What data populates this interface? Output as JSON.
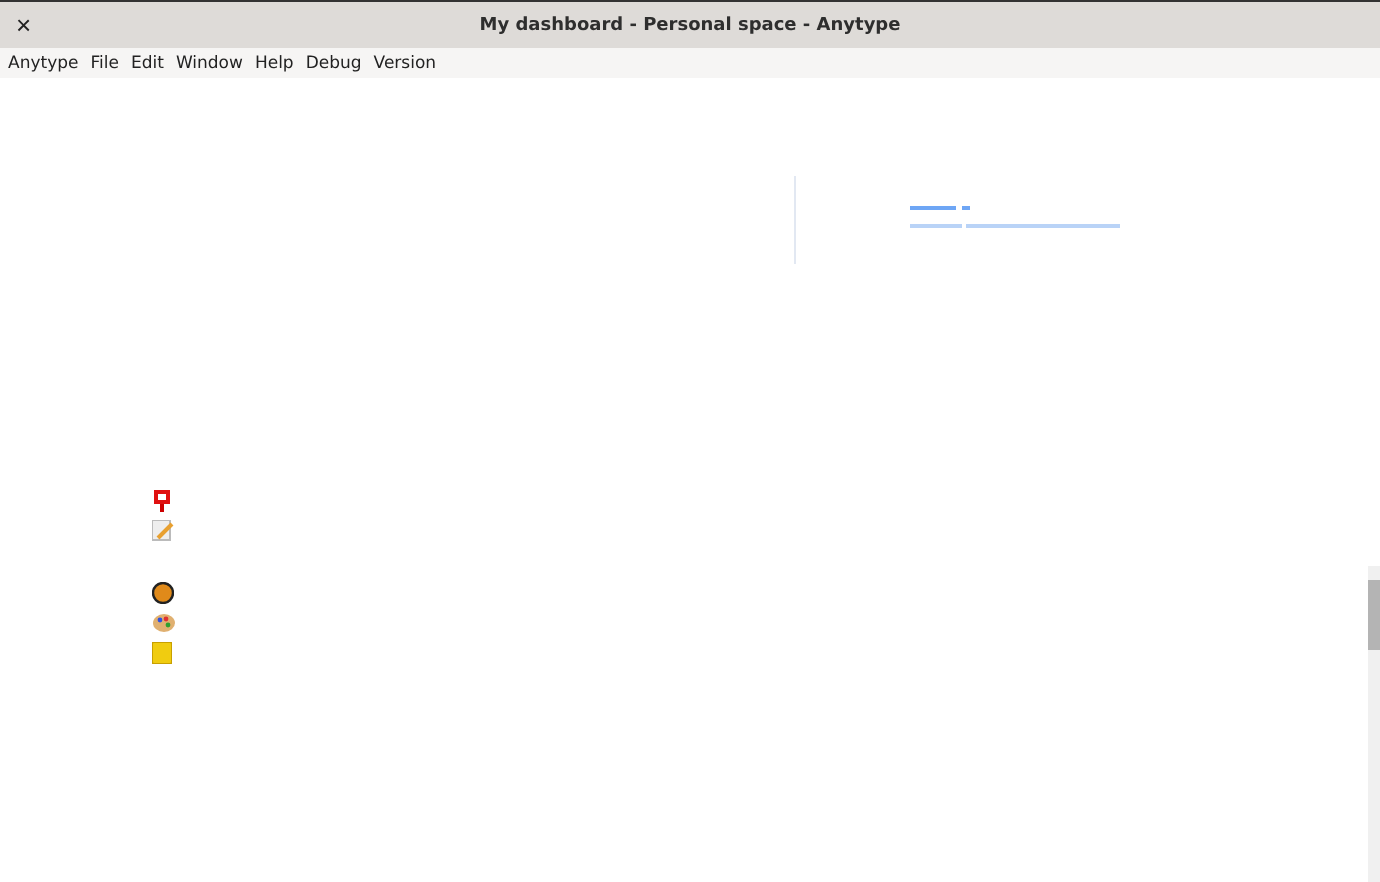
{
  "window": {
    "title": "My dashboard - Personal space - Anytype",
    "close": "×"
  },
  "menu": [
    "Anytype",
    "File",
    "Edit",
    "Window",
    "Help",
    "Debug",
    "Version"
  ]
}
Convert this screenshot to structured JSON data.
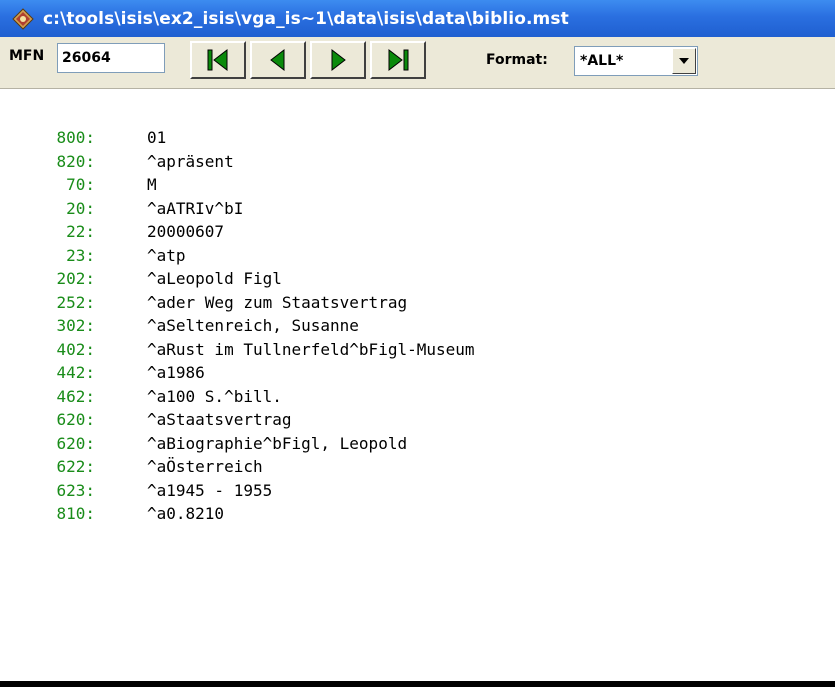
{
  "window": {
    "title": "c:\\tools\\isis\\ex2_isis\\vga_is~1\\data\\isis\\data\\biblio.mst"
  },
  "toolbar": {
    "mfn_label": "MFN",
    "mfn_value": "26064",
    "nav_buttons": [
      {
        "name": "first-record",
        "icon": "first-icon"
      },
      {
        "name": "previous-record",
        "icon": "previous-icon"
      },
      {
        "name": "next-record",
        "icon": "next-icon"
      },
      {
        "name": "last-record",
        "icon": "last-icon"
      }
    ],
    "format_label": "Format:",
    "format_value": "*ALL*"
  },
  "colors": {
    "title_bar": "#2a6fe0",
    "tag_color": "#198c19",
    "toolbar_bg": "#ece9d8",
    "nav_arrow": "#0b8a0b"
  },
  "record": [
    {
      "tag": "800:",
      "value": "01"
    },
    {
      "tag": "820:",
      "value": "^apräsent"
    },
    {
      "tag": "70:",
      "value": "M"
    },
    {
      "tag": "20:",
      "value": "^aATRIv^bI"
    },
    {
      "tag": "22:",
      "value": "20000607"
    },
    {
      "tag": "23:",
      "value": "^atp"
    },
    {
      "tag": "202:",
      "value": "^aLeopold Figl"
    },
    {
      "tag": "252:",
      "value": "^ader Weg zum Staatsvertrag"
    },
    {
      "tag": "302:",
      "value": "^aSeltenreich, Susanne"
    },
    {
      "tag": "402:",
      "value": "^aRust im Tullnerfeld^bFigl-Museum"
    },
    {
      "tag": "442:",
      "value": "^a1986"
    },
    {
      "tag": "462:",
      "value": "^a100 S.^bill."
    },
    {
      "tag": "620:",
      "value": "^aStaatsvertrag"
    },
    {
      "tag": "620:",
      "value": "^aBiographie^bFigl, Leopold"
    },
    {
      "tag": "622:",
      "value": "^aÖsterreich"
    },
    {
      "tag": "623:",
      "value": "^a1945 - 1955"
    },
    {
      "tag": "810:",
      "value": "^a0.8210"
    }
  ]
}
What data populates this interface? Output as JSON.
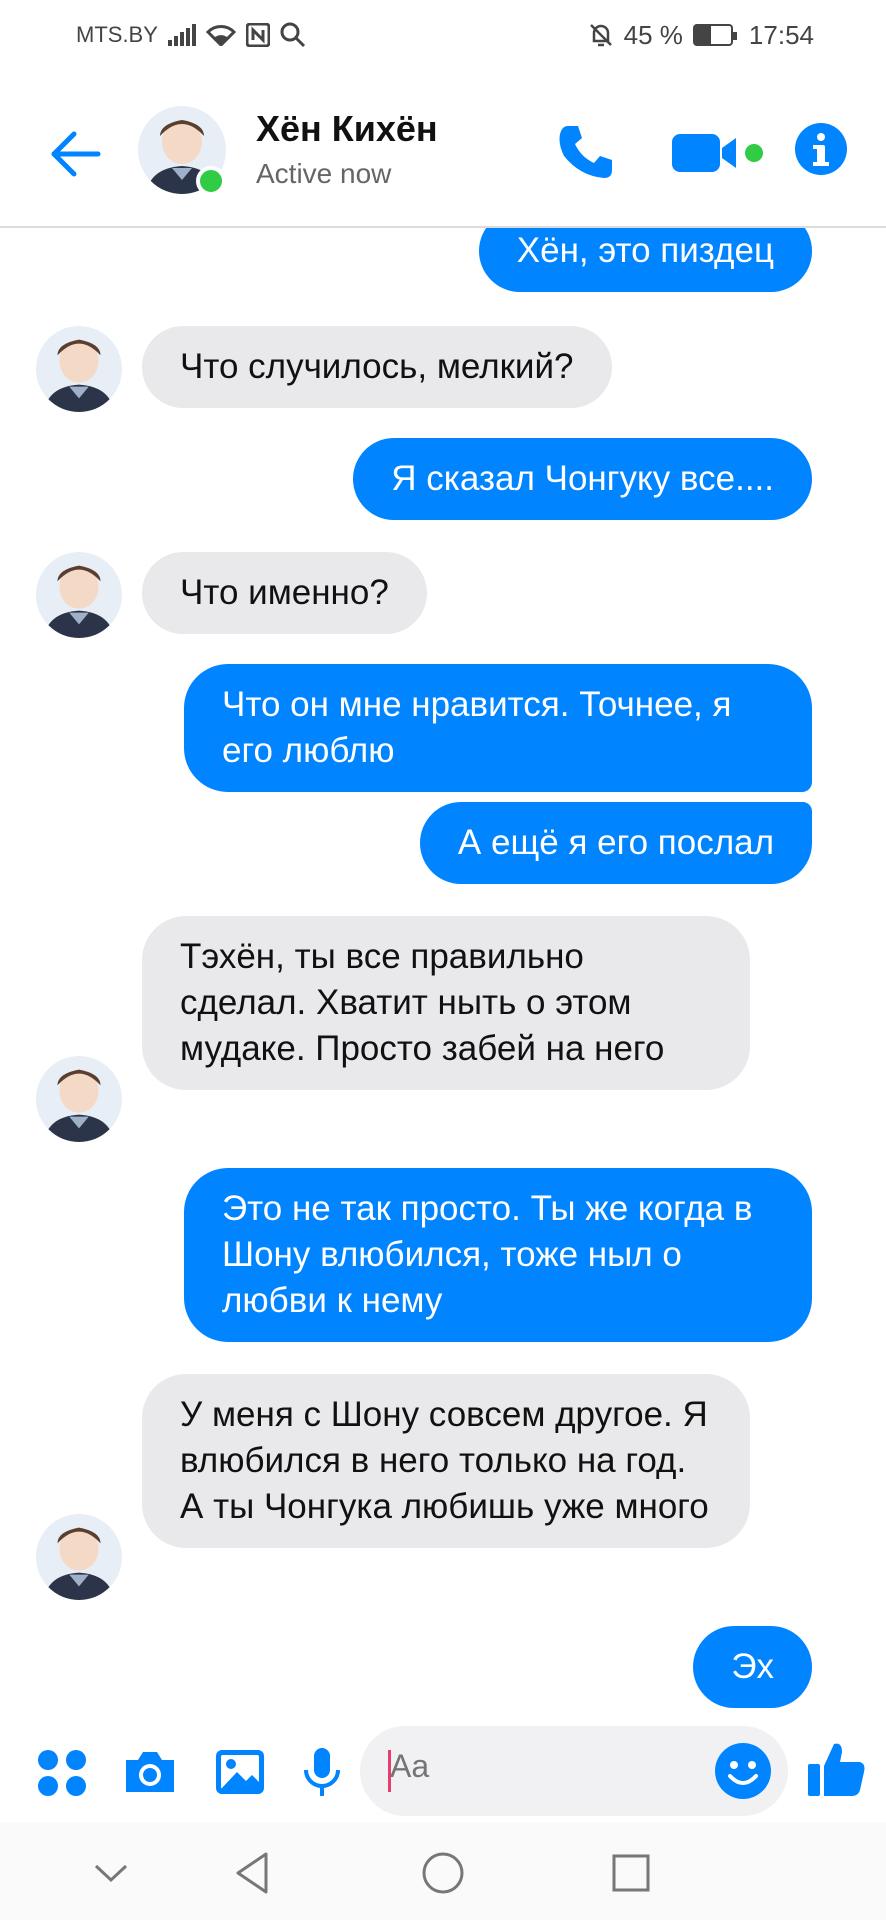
{
  "status_bar": {
    "carrier": "MTS.BY",
    "battery": "45 %",
    "battery_level": 0.45,
    "time": "17:54"
  },
  "header": {
    "contact_name": "Хён Кихён",
    "contact_status": "Active now",
    "accent_color": "#0084ff",
    "online_color": "#31cc46"
  },
  "messages": [
    {
      "side": "out",
      "text": "Хён, это пиздец"
    },
    {
      "side": "in",
      "text": "Что случилось, мелкий?"
    },
    {
      "side": "out",
      "text": "Я сказал Чонгуку все...."
    },
    {
      "side": "in",
      "text": "Что именно?"
    },
    {
      "side": "out",
      "text": "Что он мне нравится. Точнее, я его люблю"
    },
    {
      "side": "out",
      "text": "А ещё я его послал"
    },
    {
      "side": "in",
      "text": "Тэхён, ты все правильно сделал. Хватит ныть о этом мудаке. Просто забей на него"
    },
    {
      "side": "out",
      "text": "Это не так просто. Ты же когда в Шону влюбился, тоже ныл о любви к нему"
    },
    {
      "side": "in",
      "text": "У меня с Шону совсем другое. Я влюбился в него только на год. А ты Чонгука любишь уже много"
    },
    {
      "side": "out",
      "text": "Эх"
    }
  ],
  "composer": {
    "placeholder": "Aa",
    "icons": [
      "apps-icon",
      "camera-icon",
      "gallery-icon",
      "microphone-icon",
      "emoji-icon",
      "thumbs-up-icon"
    ]
  },
  "navbar": {
    "icons": [
      "collapse-icon",
      "back-icon",
      "home-icon",
      "recents-icon"
    ]
  }
}
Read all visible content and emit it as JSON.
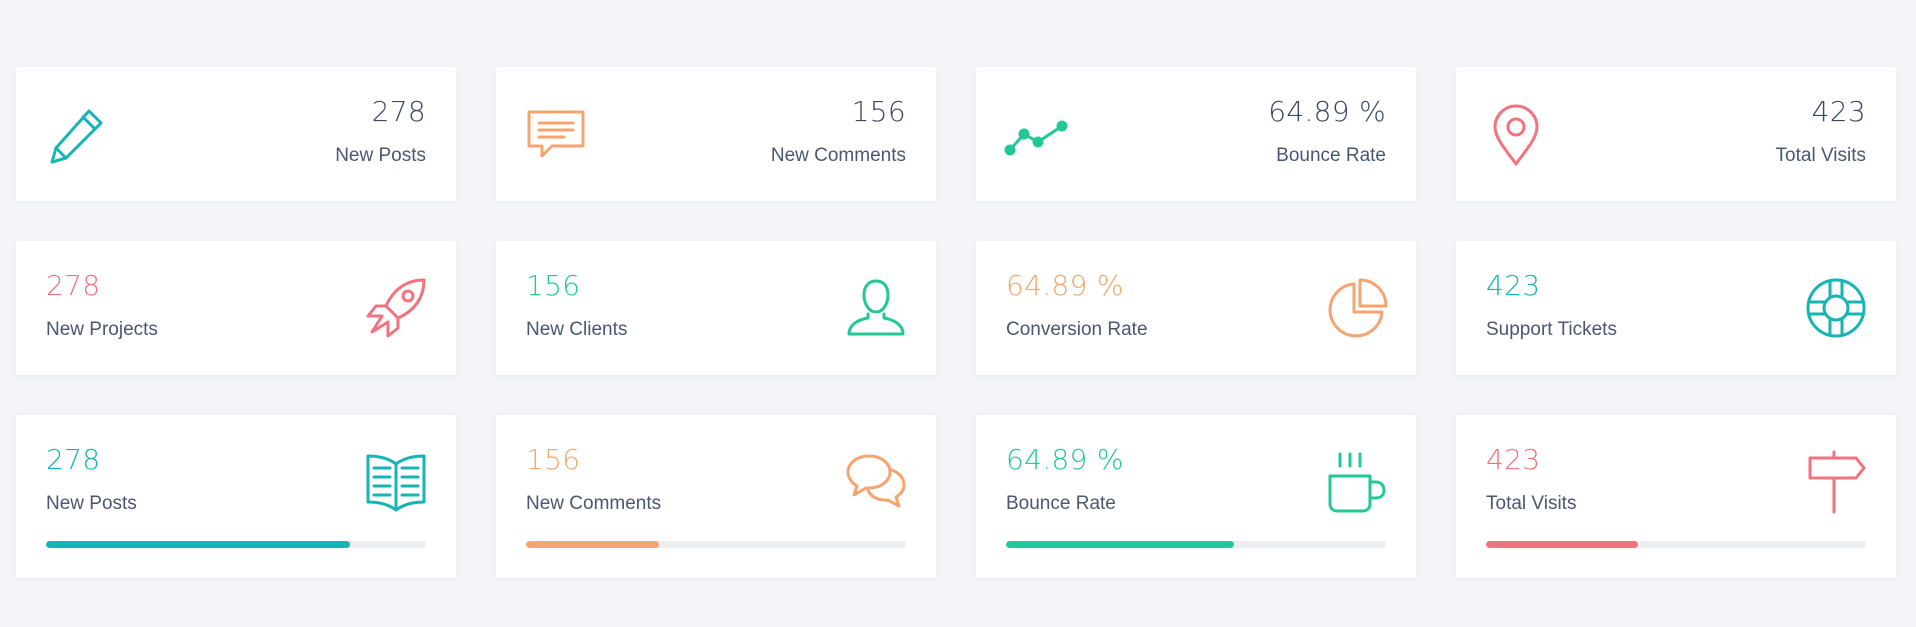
{
  "colors": {
    "teal": "#16b5b5",
    "orange": "#f6a46f",
    "green": "#20c997",
    "pink": "#f3727f",
    "text": "#3b4863",
    "track": "#eceef1"
  },
  "row1": [
    {
      "value": "278",
      "label": "New Posts",
      "icon": "pencil-icon",
      "color": "teal"
    },
    {
      "value": "156",
      "label": "New Comments",
      "icon": "comment-icon",
      "color": "orange"
    },
    {
      "value": "64.89 %",
      "label": "Bounce Rate",
      "icon": "trend-line-icon",
      "color": "green"
    },
    {
      "value": "423",
      "label": "Total Visits",
      "icon": "map-pin-icon",
      "color": "pink"
    }
  ],
  "row2": [
    {
      "value": "278",
      "label": "New Projects",
      "icon": "rocket-icon",
      "color": "pink"
    },
    {
      "value": "156",
      "label": "New Clients",
      "icon": "user-icon",
      "color": "green"
    },
    {
      "value": "64.89 %",
      "label": "Conversion Rate",
      "icon": "pie-chart-icon",
      "color": "orange"
    },
    {
      "value": "423",
      "label": "Support Tickets",
      "icon": "life-ring-icon",
      "color": "teal"
    }
  ],
  "row3": [
    {
      "value": "278",
      "label": "New Posts",
      "icon": "open-book-icon",
      "color": "teal",
      "progress": 0.8
    },
    {
      "value": "156",
      "label": "New Comments",
      "icon": "chat-bubbles-icon",
      "color": "orange",
      "progress": 0.35
    },
    {
      "value": "64.89 %",
      "label": "Bounce Rate",
      "icon": "coffee-mug-icon",
      "color": "green",
      "progress": 0.6
    },
    {
      "value": "423",
      "label": "Total Visits",
      "icon": "signpost-icon",
      "color": "pink",
      "progress": 0.4
    }
  ]
}
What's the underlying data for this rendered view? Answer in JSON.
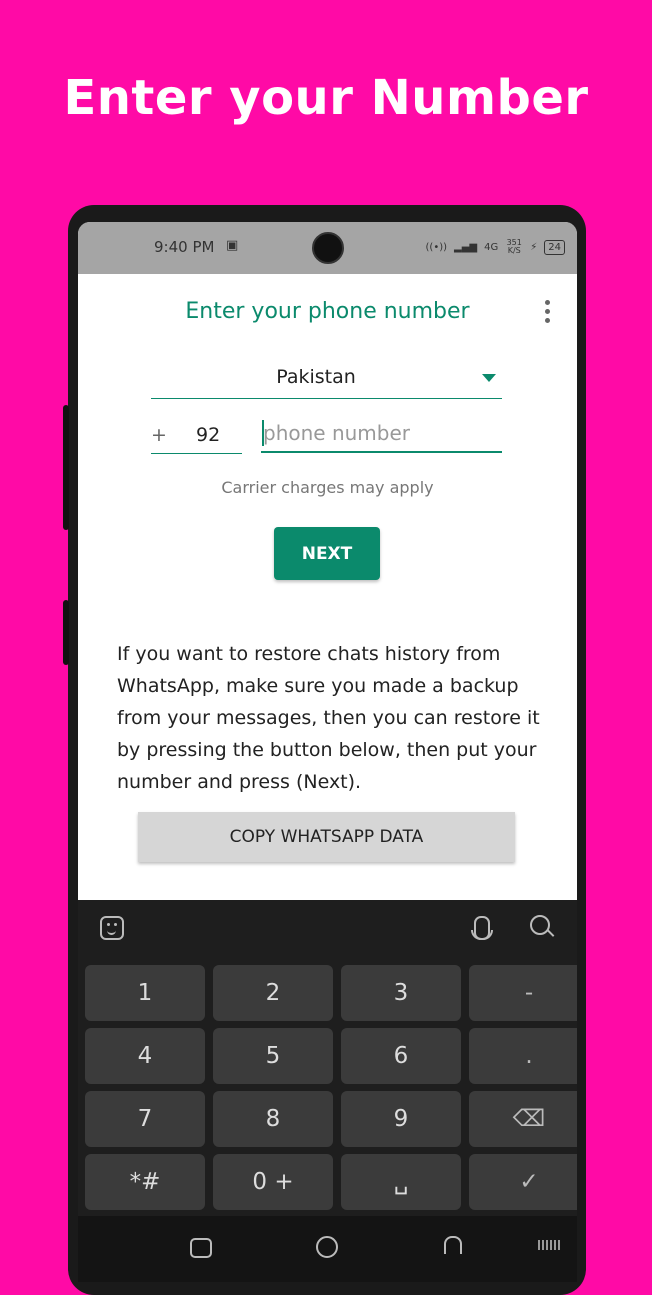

- [Work to complete]
Copy the material above in full and exactly, skipping pictures.

- [Output of the task]
What data populates this interface? Output as JSON.
{
  "window": {
    "title": "My dashboard - Personal space - Anytype",
    "close": "×"
  },
  "menu": [
    "Anytype",
    "File",
    "Edit",
    "Window",
    "Help",
    "Debug",
    "Version"
  ]
}
Convert this screenshot to structured JSON data.
{
  "window": {
    "title": "c:\\tools\\isis\\ex2_isis\\vga_is~1\\data\\isis\\data\\biblio.mst"
  },
  "toolbar": {
    "mfn_label": "MFN",
    "mfn_value": "26064",
    "nav_buttons": [
      {
        "name": "first-record",
        "icon": "first-icon"
      },
      {
        "name": "previous-record",
        "icon": "previous-icon"
      },
      {
        "name": "next-record",
        "icon": "next-icon"
      },
      {
        "name": "last-record",
        "icon": "last-icon"
      }
    ],
    "format_label": "Format:",
    "format_value": "*ALL*"
  },
  "colors": {
    "title_bar": "#2a6fe0",
    "tag_color": "#198c19",
    "toolbar_bg": "#ece9d8",
    "nav_arrow": "#0b8a0b"
  },
  "record": [
    {
      "tag": "800:",
      "value": "01"
    },
    {
      "tag": "820:",
      "value": "^apräsent"
    },
    {
      "tag": "70:",
      "value": "M"
    },
    {
      "tag": "20:",
      "value": "^aATRIv^bI"
    },
    {
      "tag": "22:",
      "value": "20000607"
    },
    {
      "tag": "23:",
      "value": "^atp"
    },
    {
      "tag": "202:",
      "value": "^aLeopold Figl"
    },
    {
      "tag": "252:",
      "value": "^ader Weg zum Staatsvertrag"
    },
    {
      "tag": "302:",
      "value": "^aSeltenreich, Susanne"
    },
    {
      "tag": "402:",
      "value": "^aRust im Tullnerfeld^bFigl-Museum"
    },
    {
      "tag": "442:",
      "value": "^a1986"
    },
    {
      "tag": "462:",
      "value": "^a100 S.^bill."
    },
    {
      "tag": "620:",
      "value": "^aStaatsvertrag"
    },
    {
      "tag": "620:",
      "value": "^aBiographie^bFigl, Leopold"
    },
    {
      "tag": "622:",
      "value": "^aÖsterreich"
    },
    {
      "tag": "623:",
      "value": "^a1945 - 1955"
    },
    {
      "tag": "810:",
      "value": "^a0.8210"
    }
  ]
}
What data populates this interface? Output as JSON.
{
  "status_bar": {
    "carrier": "MTS.BY",
    "battery": "45 %",
    "battery_level": 0.45,
    "time": "17:54"
  },
  "header": {
    "contact_name": "Хён Кихён",
    "contact_status": "Active now",
    "accent_color": "#0084ff",
    "online_color": "#31cc46"
  },
  "messages": [
    {
      "side": "out",
      "text": "Хён, это пиздец"
    },
    {
      "side": "in",
      "text": "Что случилось, мелкий?"
    },
    {
      "side": "out",
      "text": "Я сказал Чонгуку все...."
    },
    {
      "side": "in",
      "text": "Что именно?"
    },
    {
      "side": "out",
      "text": "Что он мне нравится. Точнее, я его люблю"
    },
    {
      "side": "out",
      "text": "А ещё я его послал"
    },
    {
      "side": "in",
      "text": "Тэхён, ты все правильно сделал. Хватит ныть о этом мудаке. Просто забей на него"
    },
    {
      "side": "out",
      "text": "Это не так просто. Ты же когда в Шону влюбился, тоже ныл о любви к нему"
    },
    {
      "side": "in",
      "text": "У меня с Шону совсем другое. Я влюбился в него только на год. А ты Чонгука любишь уже много"
    },
    {
      "side": "out",
      "text": "Эх"
    }
  ],
  "composer": {
    "placeholder": "Aa",
    "icons": [
      "apps-icon",
      "camera-icon",
      "gallery-icon",
      "microphone-icon",
      "emoji-icon",
      "thumbs-up-icon"
    ]
  },
  "navbar": {
    "icons": [
      "collapse-icon",
      "back-icon",
      "home-icon",
      "recents-icon"
    ]
  }
}
Read all visible content and emit it as JSON.
{
  "colors": {
    "teal": "#16b5b5",
    "orange": "#f6a46f",
    "green": "#20c997",
    "pink": "#f3727f",
    "text": "#3b4863",
    "track": "#eceef1"
  },
  "row1": [
    {
      "value": "278",
      "label": "New Posts",
      "icon": "pencil-icon",
      "color": "teal"
    },
    {
      "value": "156",
      "label": "New Comments",
      "icon": "comment-icon",
      "color": "orange"
    },
    {
      "value": "64.89 %",
      "label": "Bounce Rate",
      "icon": "trend-line-icon",
      "color": "green"
    },
    {
      "value": "423",
      "label": "Total Visits",
      "icon": "map-pin-icon",
      "color": "pink"
    }
  ],
  "row2": [
    {
      "value": "278",
      "label": "New Projects",
      "icon": "rocket-icon",
      "color": "pink"
    },
    {
      "value": "156",
      "label": "New Clients",
      "icon": "user-icon",
      "color": "green"
    },
    {
      "value": "64.89 %",
      "label": "Conversion Rate",
      "icon": "pie-chart-icon",
      "color": "orange"
    },
    {
      "value": "423",
      "label": "Support Tickets",
      "icon": "life-ring-icon",
      "color": "teal"
    }
  ],
  "row3": [
    {
      "value": "278",
      "label": "New Posts",
      "icon": "open-book-icon",
      "color": "teal",
      "progress": 0.8
    },
    {
      "value": "156",
      "label": "New Comments",
      "icon": "chat-bubbles-icon",
      "color": "orange",
      "progress": 0.35
    },
    {
      "value": "64.89 %",
      "label": "Bounce Rate",
      "icon": "coffee-mug-icon",
      "color": "green",
      "progress": 0.6
    },
    {
      "value": "423",
      "label": "Total Visits",
      "icon": "signpost-icon",
      "color": "pink",
      "progress": 0.4
    }
  ]
}
What's the underlying data for this rendered view? Answer in JSON.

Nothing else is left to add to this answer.